SUPPLIED DATA:

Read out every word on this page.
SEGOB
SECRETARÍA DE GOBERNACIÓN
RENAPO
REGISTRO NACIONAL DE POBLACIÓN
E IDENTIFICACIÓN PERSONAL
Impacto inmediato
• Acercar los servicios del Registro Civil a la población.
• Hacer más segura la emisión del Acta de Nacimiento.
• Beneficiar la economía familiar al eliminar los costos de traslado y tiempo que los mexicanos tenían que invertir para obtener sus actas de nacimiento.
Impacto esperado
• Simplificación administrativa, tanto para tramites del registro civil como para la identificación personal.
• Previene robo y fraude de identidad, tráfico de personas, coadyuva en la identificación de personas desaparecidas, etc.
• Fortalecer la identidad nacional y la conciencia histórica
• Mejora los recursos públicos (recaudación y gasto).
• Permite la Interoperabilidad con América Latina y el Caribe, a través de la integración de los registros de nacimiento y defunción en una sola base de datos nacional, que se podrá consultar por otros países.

EXERCISE AIM: Print every entry exactly as it appears.

COMPLETE OUTPUT:
Read out every word on this page.
SEGOB
SECRETARÍA DE GOBERNACIÓN
RENAPO
REGISTRO NACIONAL DE POBLACIÓN
E IDENTIFICACIÓN PERSONAL
Impacto inmediato
• Acercar los servicios del Registro Civil a la población.
• Hacer más segura la emisión del Acta de Nacimiento.
• Beneficiar la economía familiar al eliminar los costos de traslado y tiempo que los mexicanos tenían que invertir para obtener sus actas de nacimiento.
Impacto esperado
• Simplificación administrativa, tanto para tramites del registro civil como para la identificación personal.
• Previene robo y fraude de identidad, tráfico de personas, coadyuva en la identificación de personas desaparecidas, etc.
• Fortalecer la identidad nacional y la conciencia histórica
• Mejora los recursos públicos (recaudación y gasto).
• Permite la Interoperabilidad con América Latina y el Caribe, a través de la integración de los registros de nacimiento y defunción en una sola base de datos nacional, que se podrá consultar por otros países.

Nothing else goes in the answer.